**Exercise goal:** Drop the pictures, then extract the listing word for word.

(Recorded data)
·····

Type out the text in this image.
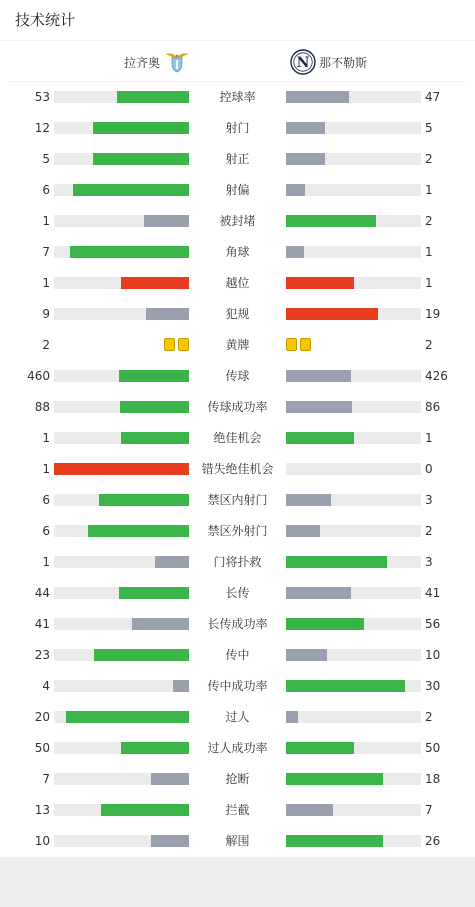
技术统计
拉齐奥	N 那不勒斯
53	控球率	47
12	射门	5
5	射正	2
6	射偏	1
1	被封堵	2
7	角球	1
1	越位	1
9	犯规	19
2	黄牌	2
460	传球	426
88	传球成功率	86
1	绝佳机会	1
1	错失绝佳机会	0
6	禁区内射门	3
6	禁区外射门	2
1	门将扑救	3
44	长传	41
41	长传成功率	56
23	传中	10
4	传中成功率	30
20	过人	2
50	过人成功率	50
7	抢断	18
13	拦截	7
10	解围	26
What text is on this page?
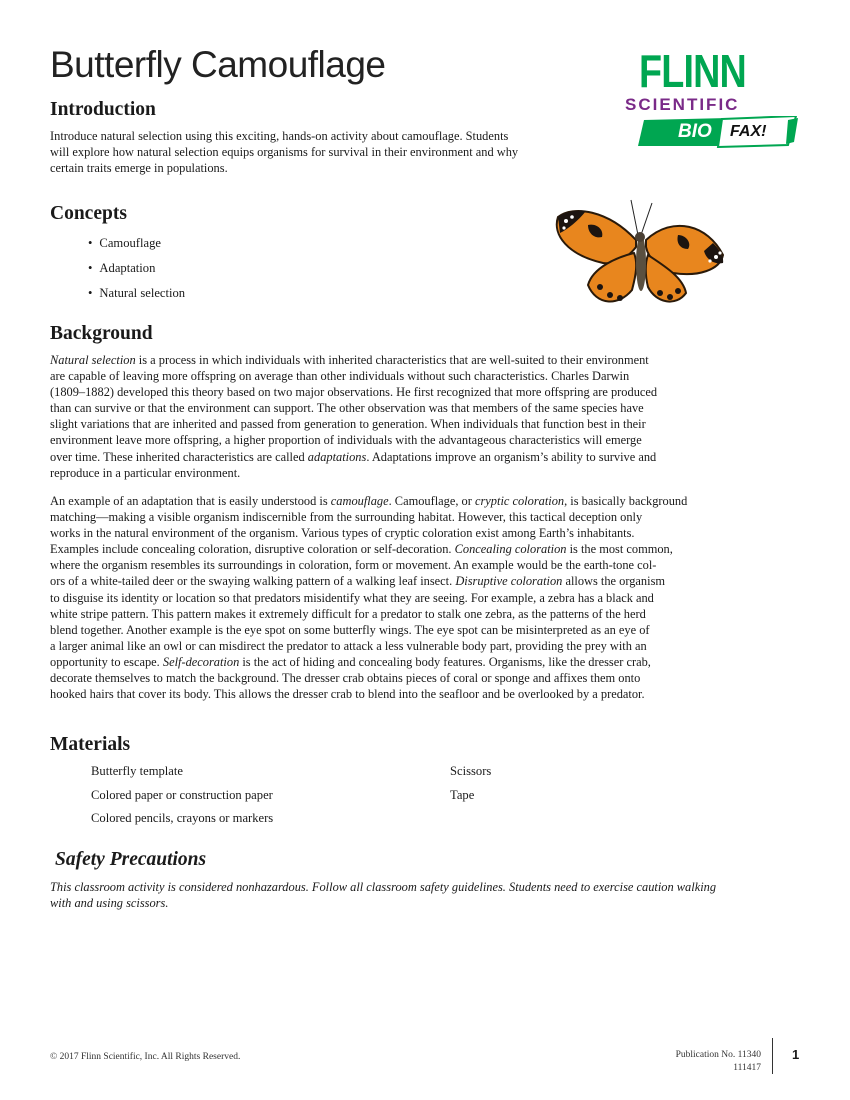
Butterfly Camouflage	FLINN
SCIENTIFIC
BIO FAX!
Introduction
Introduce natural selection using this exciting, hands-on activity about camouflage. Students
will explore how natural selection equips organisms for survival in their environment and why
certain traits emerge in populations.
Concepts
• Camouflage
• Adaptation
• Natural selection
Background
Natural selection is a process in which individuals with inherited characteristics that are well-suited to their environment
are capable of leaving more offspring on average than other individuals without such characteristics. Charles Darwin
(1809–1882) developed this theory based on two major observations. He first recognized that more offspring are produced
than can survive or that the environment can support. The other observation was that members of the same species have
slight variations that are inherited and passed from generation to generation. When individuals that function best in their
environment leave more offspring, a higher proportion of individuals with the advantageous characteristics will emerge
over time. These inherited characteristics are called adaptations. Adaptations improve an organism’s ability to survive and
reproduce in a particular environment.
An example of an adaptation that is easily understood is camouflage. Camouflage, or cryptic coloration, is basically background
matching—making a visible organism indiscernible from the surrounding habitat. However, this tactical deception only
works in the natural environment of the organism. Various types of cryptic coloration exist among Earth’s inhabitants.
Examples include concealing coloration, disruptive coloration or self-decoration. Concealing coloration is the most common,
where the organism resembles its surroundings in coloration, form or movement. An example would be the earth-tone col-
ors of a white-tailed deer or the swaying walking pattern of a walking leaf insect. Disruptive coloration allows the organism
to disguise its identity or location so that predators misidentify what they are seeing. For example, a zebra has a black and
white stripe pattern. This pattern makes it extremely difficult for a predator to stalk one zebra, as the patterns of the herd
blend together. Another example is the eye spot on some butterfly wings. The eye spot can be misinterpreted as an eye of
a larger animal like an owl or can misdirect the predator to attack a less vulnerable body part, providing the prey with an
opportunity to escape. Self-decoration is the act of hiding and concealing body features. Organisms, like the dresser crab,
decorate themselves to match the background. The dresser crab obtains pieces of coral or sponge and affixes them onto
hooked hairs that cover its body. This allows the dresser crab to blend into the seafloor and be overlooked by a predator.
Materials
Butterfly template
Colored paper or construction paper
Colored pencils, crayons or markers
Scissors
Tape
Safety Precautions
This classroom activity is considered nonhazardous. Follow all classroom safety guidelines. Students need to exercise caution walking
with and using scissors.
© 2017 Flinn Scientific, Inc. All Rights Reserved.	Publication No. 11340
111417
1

·····

**Worked answer:**
Type out the text in this image.
技术统计
拉齐奥	N 那不勒斯
53	控球率	47
12	射门	5
5	射正	2
6	射偏	1
1	被封堵	2
7	角球	1
1	越位	1
9	犯规	19
2	黄牌	2
460	传球	426
88	传球成功率	86
1	绝佳机会	1
1	错失绝佳机会	0
6	禁区内射门	3
6	禁区外射门	2
1	门将扑救	3
44	长传	41
41	长传成功率	56
23	传中	10
4	传中成功率	30
20	过人	2
50	过人成功率	50
7	抢断	18
13	拦截	7
10	解围	26
What text is on this page?
Butterfly Camouflage	FLINN
SCIENTIFIC
BIO FAX!
Introduction
Introduce natural selection using this exciting, hands-on activity about camouflage. Students
will explore how natural selection equips organisms for survival in their environment and why
certain traits emerge in populations.
Concepts
• Camouflage
• Adaptation
• Natural selection
Background
Natural selection is a process in which individuals with inherited characteristics that are well-suited to their environment
are capable of leaving more offspring on average than other individuals without such characteristics. Charles Darwin
(1809–1882) developed this theory based on two major observations. He first recognized that more offspring are produced
than can survive or that the environment can support. The other observation was that members of the same species have
slight variations that are inherited and passed from generation to generation. When individuals that function best in their
environment leave more offspring, a higher proportion of individuals with the advantageous characteristics will emerge
over time. These inherited characteristics are called adaptations. Adaptations improve an organism’s ability to survive and
reproduce in a particular environment.
An example of an adaptation that is easily understood is camouflage. Camouflage, or cryptic coloration, is basically background
matching—making a visible organism indiscernible from the surrounding habitat. However, this tactical deception only
works in the natural environment of the organism. Various types of cryptic coloration exist among Earth’s inhabitants.
Examples include concealing coloration, disruptive coloration or self-decoration. Concealing coloration is the most common,
where the organism resembles its surroundings in coloration, form or movement. An example would be the earth-tone col-
ors of a white-tailed deer or the swaying walking pattern of a walking leaf insect. Disruptive coloration allows the organism
to disguise its identity or location so that predators misidentify what they are seeing. For example, a zebra has a black and
white stripe pattern. This pattern makes it extremely difficult for a predator to stalk one zebra, as the patterns of the herd
blend together. Another example is the eye spot on some butterfly wings. The eye spot can be misinterpreted as an eye of
a larger animal like an owl or can misdirect the predator to attack a less vulnerable body part, providing the prey with an
opportunity to escape. Self-decoration is the act of hiding and concealing body features. Organisms, like the dresser crab,
decorate themselves to match the background. The dresser crab obtains pieces of coral or sponge and affixes them onto
hooked hairs that cover its body. This allows the dresser crab to blend into the seafloor and be overlooked by a predator.
Materials
Butterfly template
Colored paper or construction paper
Colored pencils, crayons or markers
Scissors
Tape
Safety Precautions
This classroom activity is considered nonhazardous. Follow all classroom safety guidelines. Students need to exercise caution walking
with and using scissors.
© 2017 Flinn Scientific, Inc. All Rights Reserved.	Publication No. 11340
111417
1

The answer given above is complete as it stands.